Records for the task:
◇ ◇ ◇ ◇

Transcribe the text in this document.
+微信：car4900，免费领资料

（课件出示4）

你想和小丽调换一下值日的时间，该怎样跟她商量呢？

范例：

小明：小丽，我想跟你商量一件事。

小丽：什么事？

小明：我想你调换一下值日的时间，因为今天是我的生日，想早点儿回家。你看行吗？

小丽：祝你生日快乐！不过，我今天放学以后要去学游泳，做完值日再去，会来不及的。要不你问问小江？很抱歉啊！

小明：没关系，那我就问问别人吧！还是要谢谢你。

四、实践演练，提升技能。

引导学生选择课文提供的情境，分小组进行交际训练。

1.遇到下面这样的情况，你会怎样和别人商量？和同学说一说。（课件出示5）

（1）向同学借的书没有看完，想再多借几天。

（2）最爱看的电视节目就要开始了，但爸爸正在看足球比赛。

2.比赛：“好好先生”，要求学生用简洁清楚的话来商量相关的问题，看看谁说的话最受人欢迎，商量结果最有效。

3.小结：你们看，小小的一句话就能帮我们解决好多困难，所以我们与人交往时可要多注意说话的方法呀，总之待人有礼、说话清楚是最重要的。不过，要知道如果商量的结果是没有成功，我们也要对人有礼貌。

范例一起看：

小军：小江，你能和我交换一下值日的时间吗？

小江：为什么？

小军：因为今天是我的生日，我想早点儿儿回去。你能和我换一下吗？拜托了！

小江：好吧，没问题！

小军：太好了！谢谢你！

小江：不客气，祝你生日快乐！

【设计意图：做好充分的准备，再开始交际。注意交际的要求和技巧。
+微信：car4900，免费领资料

◇ ◇ ◇ ◇

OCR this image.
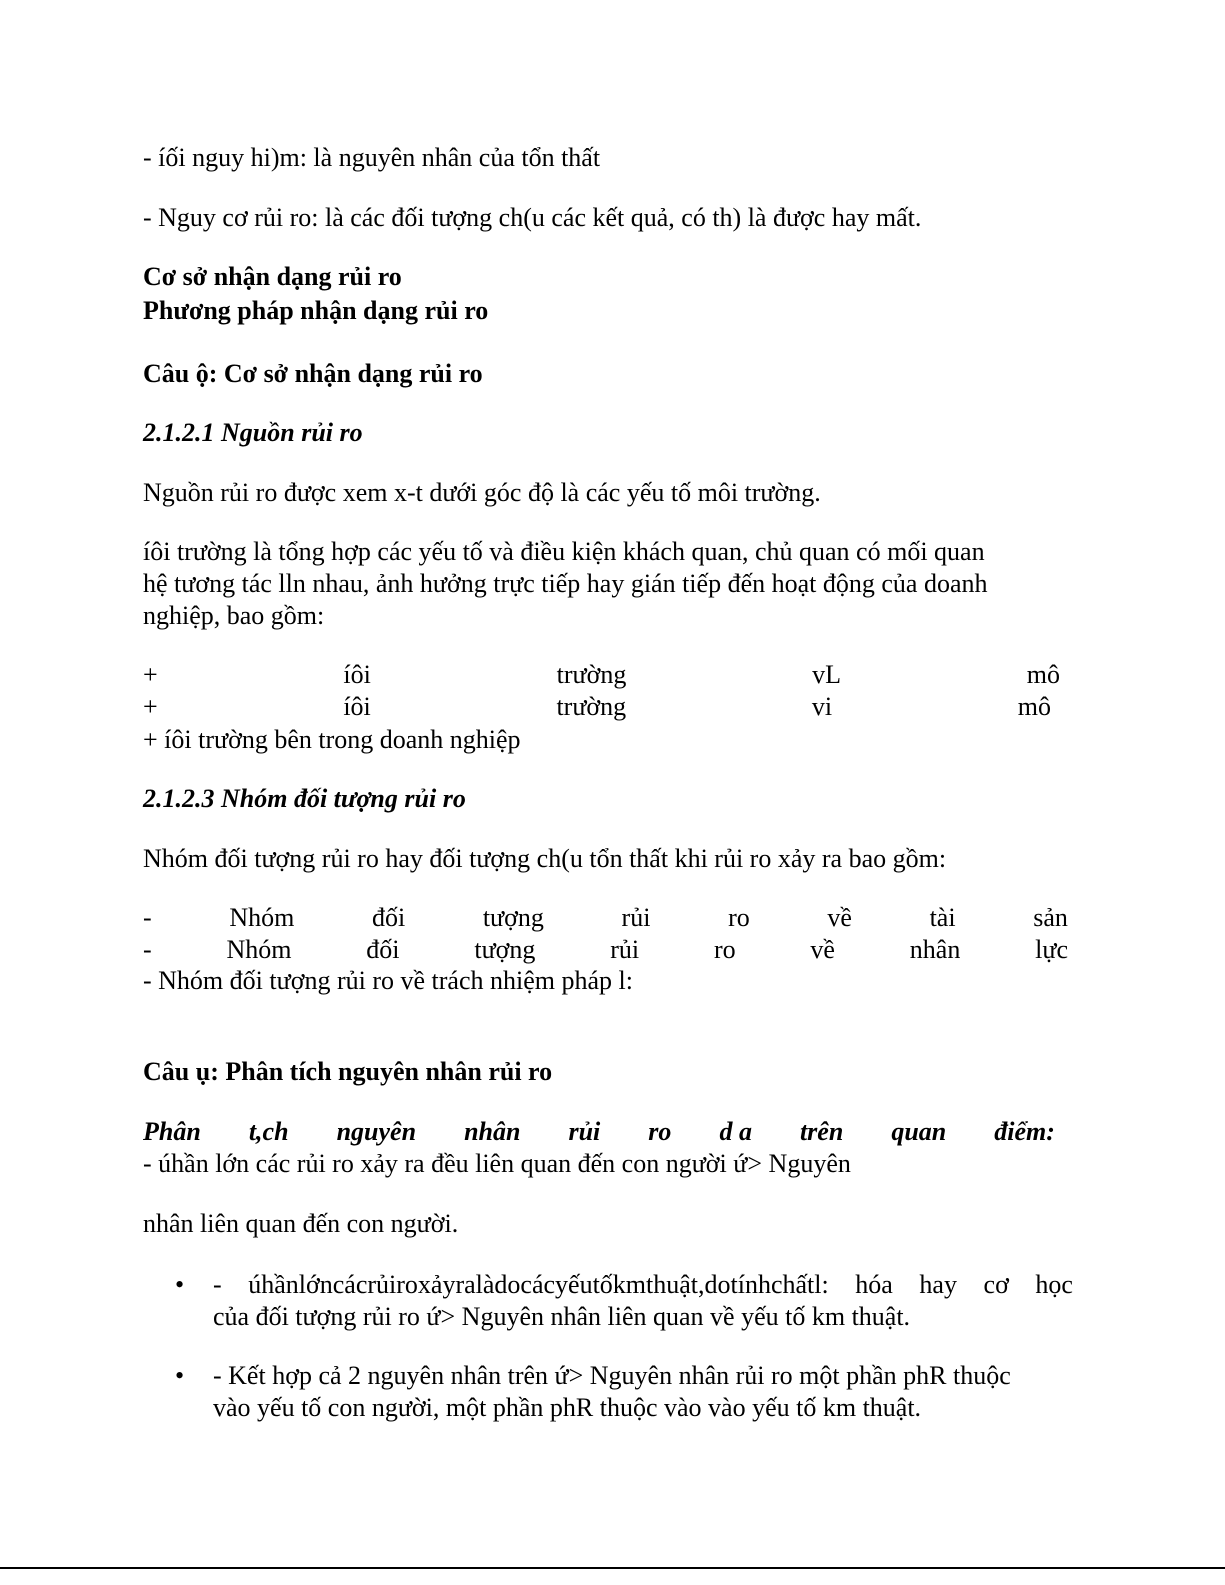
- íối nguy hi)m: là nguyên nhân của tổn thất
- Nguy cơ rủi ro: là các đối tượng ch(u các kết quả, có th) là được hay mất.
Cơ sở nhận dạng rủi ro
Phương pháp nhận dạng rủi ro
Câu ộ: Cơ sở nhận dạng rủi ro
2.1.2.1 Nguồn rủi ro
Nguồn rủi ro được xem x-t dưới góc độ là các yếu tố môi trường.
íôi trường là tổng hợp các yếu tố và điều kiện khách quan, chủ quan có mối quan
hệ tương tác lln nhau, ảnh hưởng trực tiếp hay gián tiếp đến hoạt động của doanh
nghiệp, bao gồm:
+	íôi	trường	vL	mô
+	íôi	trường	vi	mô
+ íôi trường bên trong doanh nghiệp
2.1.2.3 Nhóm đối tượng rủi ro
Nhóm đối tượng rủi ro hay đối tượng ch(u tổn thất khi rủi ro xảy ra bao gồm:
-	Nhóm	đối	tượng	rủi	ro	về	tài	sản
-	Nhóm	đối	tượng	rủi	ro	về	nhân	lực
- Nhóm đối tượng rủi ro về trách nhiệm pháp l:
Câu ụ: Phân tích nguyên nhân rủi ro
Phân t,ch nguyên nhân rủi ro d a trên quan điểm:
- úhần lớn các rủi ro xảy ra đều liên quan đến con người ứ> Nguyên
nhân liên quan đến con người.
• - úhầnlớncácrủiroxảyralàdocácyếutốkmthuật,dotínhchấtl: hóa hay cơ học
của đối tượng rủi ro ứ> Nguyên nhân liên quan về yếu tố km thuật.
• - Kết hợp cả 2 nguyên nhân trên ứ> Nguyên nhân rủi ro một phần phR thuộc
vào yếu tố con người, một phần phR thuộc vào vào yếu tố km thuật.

◇ ◇ ◇ ◇

Lines that include the word "doanh" are to be extracted from the data above.

Exercise answer:
hệ tương tác lln nhau, ảnh hưởng trực tiếp hay gián tiếp đến hoạt động của doanh
+ íôi trường bên trong doanh nghiệp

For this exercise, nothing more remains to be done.